Your objective:
Reproduce the following rows word for word, changing nothing.

Data listing:
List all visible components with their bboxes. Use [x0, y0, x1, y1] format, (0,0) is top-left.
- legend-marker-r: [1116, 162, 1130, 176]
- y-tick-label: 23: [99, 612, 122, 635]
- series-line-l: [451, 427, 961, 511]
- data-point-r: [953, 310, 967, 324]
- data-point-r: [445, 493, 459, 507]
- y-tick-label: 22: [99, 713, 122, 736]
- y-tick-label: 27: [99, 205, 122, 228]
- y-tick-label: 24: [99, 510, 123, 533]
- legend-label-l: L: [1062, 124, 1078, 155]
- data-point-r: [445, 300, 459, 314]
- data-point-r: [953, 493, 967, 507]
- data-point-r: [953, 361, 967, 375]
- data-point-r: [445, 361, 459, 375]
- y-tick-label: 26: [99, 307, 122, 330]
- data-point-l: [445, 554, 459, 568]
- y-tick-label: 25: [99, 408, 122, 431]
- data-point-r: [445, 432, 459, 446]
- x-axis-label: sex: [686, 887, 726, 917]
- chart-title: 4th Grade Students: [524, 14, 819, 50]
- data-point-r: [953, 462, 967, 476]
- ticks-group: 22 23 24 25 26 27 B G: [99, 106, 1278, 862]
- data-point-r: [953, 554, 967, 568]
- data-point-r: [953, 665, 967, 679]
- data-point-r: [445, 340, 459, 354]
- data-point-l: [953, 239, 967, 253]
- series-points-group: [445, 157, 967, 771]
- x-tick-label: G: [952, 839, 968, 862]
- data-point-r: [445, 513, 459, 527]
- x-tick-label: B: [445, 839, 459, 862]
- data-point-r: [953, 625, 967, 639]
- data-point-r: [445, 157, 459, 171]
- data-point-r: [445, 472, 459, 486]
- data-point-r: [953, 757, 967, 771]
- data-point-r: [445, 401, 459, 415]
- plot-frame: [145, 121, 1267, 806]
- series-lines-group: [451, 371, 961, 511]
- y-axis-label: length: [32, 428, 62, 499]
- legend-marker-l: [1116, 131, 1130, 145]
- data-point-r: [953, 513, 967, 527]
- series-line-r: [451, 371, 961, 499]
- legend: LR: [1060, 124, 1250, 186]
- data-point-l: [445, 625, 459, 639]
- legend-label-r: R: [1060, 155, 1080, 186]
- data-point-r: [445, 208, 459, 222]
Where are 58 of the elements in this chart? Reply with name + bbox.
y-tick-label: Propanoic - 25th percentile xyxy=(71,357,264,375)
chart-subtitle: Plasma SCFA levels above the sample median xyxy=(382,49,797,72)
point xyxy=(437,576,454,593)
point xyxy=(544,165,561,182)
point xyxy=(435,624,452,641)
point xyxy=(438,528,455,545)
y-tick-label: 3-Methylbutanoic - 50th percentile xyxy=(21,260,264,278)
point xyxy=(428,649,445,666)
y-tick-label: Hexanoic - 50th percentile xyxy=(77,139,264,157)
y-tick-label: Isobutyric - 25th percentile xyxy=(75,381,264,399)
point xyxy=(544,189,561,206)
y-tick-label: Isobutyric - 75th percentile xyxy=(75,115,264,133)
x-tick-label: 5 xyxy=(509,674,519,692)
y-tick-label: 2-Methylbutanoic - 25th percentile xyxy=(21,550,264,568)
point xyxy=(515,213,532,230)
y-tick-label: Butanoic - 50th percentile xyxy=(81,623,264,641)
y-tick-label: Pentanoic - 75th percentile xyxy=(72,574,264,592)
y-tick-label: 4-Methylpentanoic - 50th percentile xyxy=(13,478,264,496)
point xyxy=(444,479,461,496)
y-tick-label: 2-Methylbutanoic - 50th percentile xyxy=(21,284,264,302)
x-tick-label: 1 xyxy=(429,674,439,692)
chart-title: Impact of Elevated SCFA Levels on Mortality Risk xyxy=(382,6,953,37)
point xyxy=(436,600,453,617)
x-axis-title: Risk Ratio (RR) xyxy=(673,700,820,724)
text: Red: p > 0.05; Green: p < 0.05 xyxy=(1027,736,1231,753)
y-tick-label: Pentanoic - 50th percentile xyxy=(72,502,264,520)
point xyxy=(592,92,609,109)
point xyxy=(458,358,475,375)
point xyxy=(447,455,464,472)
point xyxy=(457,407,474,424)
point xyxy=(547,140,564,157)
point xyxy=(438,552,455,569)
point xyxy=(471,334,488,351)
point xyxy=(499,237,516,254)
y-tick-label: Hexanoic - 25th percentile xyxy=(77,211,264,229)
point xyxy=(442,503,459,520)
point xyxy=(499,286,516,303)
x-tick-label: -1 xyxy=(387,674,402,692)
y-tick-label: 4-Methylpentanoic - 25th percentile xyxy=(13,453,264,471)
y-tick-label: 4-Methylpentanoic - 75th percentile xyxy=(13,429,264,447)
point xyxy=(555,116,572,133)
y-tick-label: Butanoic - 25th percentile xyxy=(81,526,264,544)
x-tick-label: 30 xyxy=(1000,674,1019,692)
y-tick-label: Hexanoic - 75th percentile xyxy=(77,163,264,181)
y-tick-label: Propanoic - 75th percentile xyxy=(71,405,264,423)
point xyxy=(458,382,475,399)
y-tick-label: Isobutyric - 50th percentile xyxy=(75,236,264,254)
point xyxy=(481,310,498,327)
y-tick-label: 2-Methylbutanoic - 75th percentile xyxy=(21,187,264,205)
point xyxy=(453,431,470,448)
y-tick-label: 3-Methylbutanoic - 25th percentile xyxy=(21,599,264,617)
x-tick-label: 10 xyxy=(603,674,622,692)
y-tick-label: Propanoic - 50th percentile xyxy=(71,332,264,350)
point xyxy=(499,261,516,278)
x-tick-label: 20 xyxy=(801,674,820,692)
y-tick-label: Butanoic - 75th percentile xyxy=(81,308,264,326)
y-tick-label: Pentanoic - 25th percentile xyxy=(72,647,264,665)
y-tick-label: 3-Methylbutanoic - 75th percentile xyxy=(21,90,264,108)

Completed task:
List all visible components with their bboxes. Use [x0, y0, x1, y1] format, (0,0) is top-left.
- legend-marker-r: [1116, 162, 1130, 176]
- y-tick-label: 23: [99, 612, 122, 635]
- series-line-l: [451, 427, 961, 511]
- data-point-r: [953, 310, 967, 324]
- data-point-r: [445, 493, 459, 507]
- y-tick-label: 22: [99, 713, 122, 736]
- y-tick-label: 27: [99, 205, 122, 228]
- y-tick-label: 24: [99, 510, 123, 533]
- legend-label-l: L: [1062, 124, 1078, 155]
- data-point-r: [445, 300, 459, 314]
- data-point-r: [953, 493, 967, 507]
- data-point-r: [953, 361, 967, 375]
- data-point-r: [445, 361, 459, 375]
- y-tick-label: 26: [99, 307, 122, 330]
- data-point-l: [445, 554, 459, 568]
- y-tick-label: 25: [99, 408, 122, 431]
- data-point-r: [445, 432, 459, 446]
- x-axis-label: sex: [686, 887, 726, 917]
- chart-title: 4th Grade Students: [524, 14, 819, 50]
- data-point-r: [953, 462, 967, 476]
- ticks-group: 22 23 24 25 26 27 B G: [99, 106, 1278, 862]
- data-point-r: [953, 554, 967, 568]
- data-point-r: [953, 665, 967, 679]
- data-point-r: [445, 340, 459, 354]
- data-point-l: [953, 239, 967, 253]
- series-points-group: [445, 157, 967, 771]
- x-tick-label: G: [952, 839, 968, 862]
- data-point-r: [445, 513, 459, 527]
- x-tick-label: B: [445, 839, 459, 862]
- data-point-r: [953, 625, 967, 639]
- data-point-r: [445, 157, 459, 171]
- data-point-r: [445, 472, 459, 486]
- data-point-r: [953, 757, 967, 771]
- data-point-r: [445, 401, 459, 415]
- plot-frame: [145, 121, 1267, 806]
- series-lines-group: [451, 371, 961, 511]
- y-axis-label: length: [32, 428, 62, 499]
- legend-marker-l: [1116, 131, 1130, 145]
- data-point-r: [953, 513, 967, 527]
- series-line-r: [451, 371, 961, 499]
- legend: LR: [1060, 124, 1250, 186]
- data-point-l: [445, 625, 459, 639]
- legend-label-r: R: [1060, 155, 1080, 186]
- data-point-r: [445, 208, 459, 222]
Where are 58 of the elements in this chart? Reply with name + bbox.
y-tick-label: Propanoic - 25th percentile xyxy=(71,357,264,375)
chart-subtitle: Plasma SCFA levels above the sample median xyxy=(382,49,797,72)
point xyxy=(437,576,454,593)
point xyxy=(544,165,561,182)
point xyxy=(435,624,452,641)
point xyxy=(438,528,455,545)
y-tick-label: 3-Methylbutanoic - 50th percentile xyxy=(21,260,264,278)
point xyxy=(428,649,445,666)
y-tick-label: Hexanoic - 50th percentile xyxy=(77,139,264,157)
y-tick-label: Isobutyric - 25th percentile xyxy=(75,381,264,399)
point xyxy=(544,189,561,206)
y-tick-label: Isobutyric - 75th percentile xyxy=(75,115,264,133)
x-tick-label: 5 xyxy=(509,674,519,692)
y-tick-label: 2-Methylbutanoic - 25th percentile xyxy=(21,550,264,568)
point xyxy=(515,213,532,230)
y-tick-label: Butanoic - 50th percentile xyxy=(81,623,264,641)
y-tick-label: Pentanoic - 75th percentile xyxy=(72,574,264,592)
y-tick-label: 4-Methylpentanoic - 50th percentile xyxy=(13,478,264,496)
point xyxy=(444,479,461,496)
y-tick-label: 2-Methylbutanoic - 50th percentile xyxy=(21,284,264,302)
x-tick-label: 1 xyxy=(429,674,439,692)
chart-title: Impact of Elevated SCFA Levels on Mortality Risk xyxy=(382,6,953,37)
point xyxy=(436,600,453,617)
x-axis-title: Risk Ratio (RR) xyxy=(673,700,820,724)
text: Red: p > 0.05; Green: p < 0.05 xyxy=(1027,736,1231,753)
y-tick-label: Pentanoic - 50th percentile xyxy=(72,502,264,520)
point xyxy=(592,92,609,109)
point xyxy=(458,358,475,375)
point xyxy=(447,455,464,472)
point xyxy=(457,407,474,424)
point xyxy=(547,140,564,157)
point xyxy=(438,552,455,569)
point xyxy=(471,334,488,351)
point xyxy=(499,237,516,254)
y-tick-label: Hexanoic - 25th percentile xyxy=(77,211,264,229)
point xyxy=(442,503,459,520)
point xyxy=(499,286,516,303)
x-tick-label: -1 xyxy=(387,674,402,692)
y-tick-label: 4-Methylpentanoic - 25th percentile xyxy=(13,453,264,471)
y-tick-label: 4-Methylpentanoic - 75th percentile xyxy=(13,429,264,447)
point xyxy=(555,116,572,133)
y-tick-label: Butanoic - 25th percentile xyxy=(81,526,264,544)
x-tick-label: 30 xyxy=(1000,674,1019,692)
y-tick-label: Hexanoic - 75th percentile xyxy=(77,163,264,181)
y-tick-label: Propanoic - 75th percentile xyxy=(71,405,264,423)
point xyxy=(458,382,475,399)
y-tick-label: Isobutyric - 50th percentile xyxy=(75,236,264,254)
point xyxy=(481,310,498,327)
y-tick-label: 2-Methylbutanoic - 75th percentile xyxy=(21,187,264,205)
point xyxy=(453,431,470,448)
y-tick-label: 3-Methylbutanoic - 25th percentile xyxy=(21,599,264,617)
x-tick-label: 10 xyxy=(603,674,622,692)
y-tick-label: Propanoic - 50th percentile xyxy=(71,332,264,350)
point xyxy=(499,261,516,278)
x-tick-label: 20 xyxy=(801,674,820,692)
y-tick-label: Butanoic - 75th percentile xyxy=(81,308,264,326)
y-tick-label: Pentanoic - 25th percentile xyxy=(72,647,264,665)
y-tick-label: 3-Methylbutanoic - 75th percentile xyxy=(21,90,264,108)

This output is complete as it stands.